* START DATA FOR PROCESSING *
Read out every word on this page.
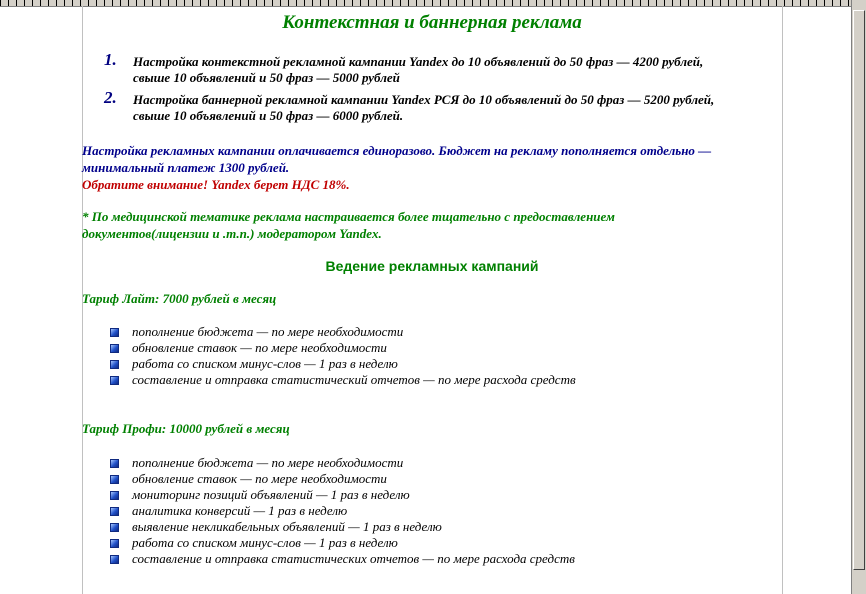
Контекстная и баннерная реклама
1. Настройка контекстной рекламной кампании Yandex до 10 объявлений до 50 фраз — 4200 рублей,
свыше 10 объявлений и 50 фраз — 5000 рублей
2. Настройка баннерной рекламной кампании Yandex РСЯ до 10 объявлений до 50 фраз — 5200 рублей,
свыше 10 объявлений и 50 фраз — 6000 рублей.
Настройка рекламных кампании оплачивается единоразово. Бюджет на рекламу пополняется отдельно —
минимальный платеж 1300 рублей.
Обратите внимание! Yandex берет НДС 18%.
* По медицинской тематике реклама настраивается более тщательно с предоставлением
документов(лицензии и .т.п.) модератором Yandex.
Ведение рекламных кампаний
Тариф Лайт: 7000 рублей в месяц
пополнение бюджета — по мере необходимости
обновление ставок — по мере необходимости
работа со списком минус-слов — 1 раз в неделю
составление и отправка статистический отчетов — по мере расхода средств
Тариф Профи: 10000 рублей в месяц
пополнение бюджета — по мере необходимости
обновление ставок — по мере необходимости
мониторинг позиций объявлений — 1 раз в неделю
аналитика конверсий — 1 раз в неделю
выявление некликабельных объявлений — 1 раз в неделю
работа со списком минус-слов — 1 раз в неделю
составление и отправка статистических отчетов — по мере расхода средств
* END DATA FOR PROCESSING *
[PROBLEM DETAILS] Identify each line containing the string "рекламной" and copy it out.

[ANSWER TO THE EXERCISE]
1. Настройка контекстной рекламной кампании Yandex до 10 объявлений до 50 фраз — 4200 рублей,
2. Настройка баннерной рекламной кампании Yandex РСЯ до 10 объявлений до 50 фраз — 5200 рублей,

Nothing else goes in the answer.